_Document extract_:
---
JULIE HYMAN: So Mario, it's Julie here. Thanks for joining us. So as you, talk to me about your clients and how they are using your technology now, and the kind of difference that it's made in speed, for example, of charging.

MARIO RIVAS: Well, the speed for charging, the best example that I have for you is rather than an electric vehicle, will be on the charger for your 5G phone. So in the 5G phone, we produce now converters that allow you to recharge to a 50% range in five minutes. So you forgot to charge your phone, in five minutes, you're going to get 50% charge. And really, we guarantee 100% charge within half an hour. So that is the kind of increase in speed that you're going to see. And depending on the kind of system that you plug your electric vehicle into, you're going to see similar charges.

JARED BLIKRE: Jared Blikre here. You talk about using a new material, gallium nitride. What does it take to scale up and to get this get this material into factories? And are there any supply chain constraints that you're dealing with here?

MARIO RIVAS: That's a good question. We grow gallium nitride layers on top of regular silicon wafers. And we make it right here in California, in Santa Barbara. And we can scale to very large volumes in very short period of time. We have a secondary production of wafers in Japan. And because of our ability to a scale, it is why we were certified by the Department of Defense to be as a qualified supplier of gallium nitride on silicon wafers.

ADAM SHAPIRO: So the technology that you have doesn't matter if there's a standardized version of charging. Because right now, depending on the car you buy or the electric device you have, there different ways to charge. You're cross platform essentially, correct?

MARIO RIVAS: That is correct, however, it always helps to have standard. So we're happy to see standards come out, like Qualcomm just did a Quick Charge 5, but it will force everybody into a certain specification. And that can only be supplied with gallium nitride.
---
_Direction 1_: Transcribe the records exactly, covering the stretch from the start of the records through the line that contains "leader-line <box>604 889 640 924</box>", with both ends included.
The text and the records that follow it are unrelated to each other.
---
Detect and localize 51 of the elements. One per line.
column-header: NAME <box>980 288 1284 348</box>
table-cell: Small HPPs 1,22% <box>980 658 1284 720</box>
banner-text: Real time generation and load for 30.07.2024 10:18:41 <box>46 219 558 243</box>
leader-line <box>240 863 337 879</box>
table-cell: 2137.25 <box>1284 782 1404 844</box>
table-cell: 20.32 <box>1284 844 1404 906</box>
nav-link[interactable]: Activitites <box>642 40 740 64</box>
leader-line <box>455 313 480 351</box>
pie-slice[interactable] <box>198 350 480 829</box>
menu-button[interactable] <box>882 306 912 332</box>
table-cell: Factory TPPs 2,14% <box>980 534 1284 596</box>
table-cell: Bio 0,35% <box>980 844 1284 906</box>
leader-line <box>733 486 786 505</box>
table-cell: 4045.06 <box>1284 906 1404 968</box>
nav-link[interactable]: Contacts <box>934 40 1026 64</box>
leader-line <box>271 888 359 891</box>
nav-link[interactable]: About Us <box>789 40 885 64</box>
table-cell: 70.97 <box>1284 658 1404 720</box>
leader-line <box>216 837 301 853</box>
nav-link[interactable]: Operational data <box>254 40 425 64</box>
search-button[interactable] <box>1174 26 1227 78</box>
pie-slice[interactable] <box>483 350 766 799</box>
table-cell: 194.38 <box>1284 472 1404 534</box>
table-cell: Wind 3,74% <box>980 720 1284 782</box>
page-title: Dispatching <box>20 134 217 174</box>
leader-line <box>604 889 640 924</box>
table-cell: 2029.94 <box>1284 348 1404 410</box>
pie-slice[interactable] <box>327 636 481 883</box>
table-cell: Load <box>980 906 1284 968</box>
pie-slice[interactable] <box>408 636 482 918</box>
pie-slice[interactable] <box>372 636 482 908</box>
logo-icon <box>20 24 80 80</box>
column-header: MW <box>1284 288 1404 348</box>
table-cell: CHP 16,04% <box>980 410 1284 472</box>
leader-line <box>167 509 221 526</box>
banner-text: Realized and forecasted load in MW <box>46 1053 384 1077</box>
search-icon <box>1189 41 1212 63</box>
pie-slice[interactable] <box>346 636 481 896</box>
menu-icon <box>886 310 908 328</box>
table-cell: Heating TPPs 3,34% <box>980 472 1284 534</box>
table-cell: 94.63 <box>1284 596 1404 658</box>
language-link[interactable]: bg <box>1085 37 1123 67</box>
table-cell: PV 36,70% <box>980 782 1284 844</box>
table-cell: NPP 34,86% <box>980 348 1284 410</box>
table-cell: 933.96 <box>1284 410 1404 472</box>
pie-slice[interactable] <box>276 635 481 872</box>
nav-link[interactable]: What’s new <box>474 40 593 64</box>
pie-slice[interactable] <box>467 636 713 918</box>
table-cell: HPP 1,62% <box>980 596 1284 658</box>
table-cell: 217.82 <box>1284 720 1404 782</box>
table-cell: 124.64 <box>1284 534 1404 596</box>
---
_Direction 2_: Restate word for word the stretch of the interview on gallium nitride charging technology from "JULIE HYMAN: So" through "see similar charges.".

_Final result 1_:
Detect and localize 51 of the elements. One per line.
column-header: NAME <box>980 288 1284 348</box>
table-cell: Small HPPs 1,22% <box>980 658 1284 720</box>
banner-text: Real time generation and load for 30.07.2024 10:18:41 <box>46 219 558 243</box>
leader-line <box>240 863 337 879</box>
table-cell: 2137.25 <box>1284 782 1404 844</box>
table-cell: 20.32 <box>1284 844 1404 906</box>
nav-link[interactable]: Activitites <box>642 40 740 64</box>
leader-line <box>455 313 480 351</box>
pie-slice[interactable] <box>198 350 480 829</box>
menu-button[interactable] <box>882 306 912 332</box>
table-cell: Factory TPPs 2,14% <box>980 534 1284 596</box>
table-cell: Bio 0,35% <box>980 844 1284 906</box>
leader-line <box>733 486 786 505</box>
table-cell: 4045.06 <box>1284 906 1404 968</box>
nav-link[interactable]: Contacts <box>934 40 1026 64</box>
leader-line <box>271 888 359 891</box>
nav-link[interactable]: About Us <box>789 40 885 64</box>
table-cell: 70.97 <box>1284 658 1404 720</box>
leader-line <box>216 837 301 853</box>
nav-link[interactable]: Operational data <box>254 40 425 64</box>
search-button[interactable] <box>1174 26 1227 78</box>
pie-slice[interactable] <box>483 350 766 799</box>
table-cell: 194.38 <box>1284 472 1404 534</box>
table-cell: Wind 3,74% <box>980 720 1284 782</box>
page-title: Dispatching <box>20 134 217 174</box>
leader-line <box>604 889 640 924</box>

_Final result 2_:
JULIE HYMAN: So Mario, it's Julie here. Thanks for joining us. So as you, talk to me about your clients and how they are using your technology now, and the kind of difference that it's made in speed, for example, of charging.

MARIO RIVAS: Well, the speed for charging, the best example that I have for you is rather than an electric vehicle, will be on the charger for your 5G phone. So in the 5G phone, we produce now converters that allow you to recharge to a 50% range in five minutes. So you forgot to charge your phone, in five minutes, you're going to get 50% charge. And really, we guarantee 100% charge within half an hour. So that is the kind of increase in speed that you're going to see. And depending on the kind of system that you plug your electric vehicle into, you're going to see similar charges.